= Source extract =
The Outlook is Stable. The agency has simultaneously affirmed NTB’s outstanding LKR500 m senior unsecured redeemable debentures at ‘A(lka)’ and outstanding LKR1 bn subordinated debentures at ‘A-(lka)’.
NTB’s ratings take into account its evolving franchise within most business segments, healthy profitability, and improved capital position. Fitch also notes that the bank’s loan book contains a relatively higher proportion of consumer products and leases.
The continued consolidation of NTB’s lending and deposit franchise, and risk management processes and controls, together with a sustained healthy capital structure, could result in an upgrade of its ratings. Conversely, an unexpected weakening of NTB’s asset quality or earnings could result in a rating downgrade; however this is less likely over the medium-term.
NTB recorded loan growth of 23% in the nine months to end-September 2010 (9M10), which was higher than its peers’. Much of this growth (83%) stemmed from medium and large-corporate exposures, which increased to 35% of loans at end-9M10 from 24% at end-December 2009 (FYE09), and reduced the bank’s reliance on consumer products and leasing to some extent (end-9M10: 33% and 19% of loans, respectively). Fitch notes that NTB’s cost of funds is somewhat higher than larger peers’, which is partly a function of its late entry into the banking sector and thus its evolving deposit franchise, and also driven by the higher proportion of money market repurchase agreements which the bank uses to fund its government securities trading book. Therefore the agency notes that NTB is likely to continue its somewhat high reliance on high-yield consumer products and leasing over the medium-term, if it is to sustain a healthy level of profitability and, in turn, a healthy capital structure.
Similar to most peers, a widening net interest margin (NIM) and capital gains on the held-for-trading government securities portfolio helped boost NTB’s profitability in 9M10. Its return on asset (ROA) improved to an annualised 1.46% at end-9M10, compared to an average of 0.98% between FYE07 and FYE09. However, Fitch expects NTB’s ROA to come under pressure over the medium-term, which is in line with its expectations for the sector, as the present high liquidity within the local banking system is disbursed to meet with improving credit demand. Furthermore, capital gains on bond trading is likely to be limited over the medium-term, as market interest rates have gradually started to trend upwards since October 2010.
Fitch notes that the bank’s NPL ratio has generally remained lower than most of its peers’ during benign economic environments such as the one seen at present, but has peaked higher during times of economic stress. NTB’s gross NPL ratio reduced to 4.47% at end-9M10, from a peak of 8.47% at FYE09, driven by the bank’s concerted recovery efforts and good credit controls amid improving economic conditions, and regular write-offs of fully-provided credit card and personal loan NPLs. Low NPLs, combined with an equity infusion in Q110 (see below), has improved the bank’s net NPL/equity ratio to a relatively strong 16.74% at end-9M10 (FYE09: 39.82%).
The bank received an equity infusion of LKR1.26 bn in Q110, due to the exercising of the first (of two) round of warrants attached to its 2008 rights issue, to which key shareholders John Keells Group (‘AAA(lka)’/Stable, 29% stake of NTB) and Central Finance Company Plc (CF, A+(lka)’/Stable, 19% stake of NTB) subscribed in full. A further capital infusion of up to LKR735 m could materialise in Q111, if the second round of warrants is exercised.
At FYE09, NTB accounted for a share of 3% of total licensed commercial bank assets in Sri Lanka, and currently operates through a network of 40 outlets and employs over 1,500 staff.

= Supplied data =
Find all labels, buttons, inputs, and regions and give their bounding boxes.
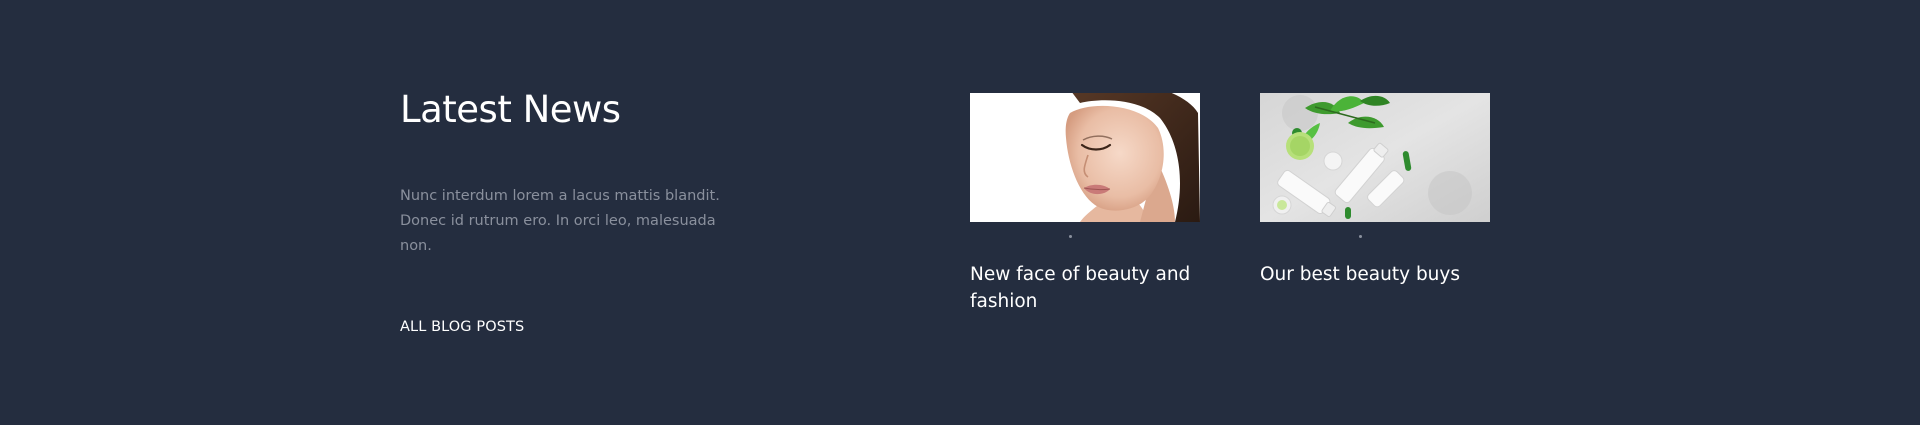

= Given problem =
Reproduce everything in the rating commentary from "At FYE09, NTB" down to "over 1,500 staff.". Work only from the rating commentary, not from the lines.

= The answer =
At FYE09, NTB accounted for a share of 3% of total licensed commercial bank assets in Sri Lanka, and currently operates through a network of 40 outlets and employs over 1,500 staff.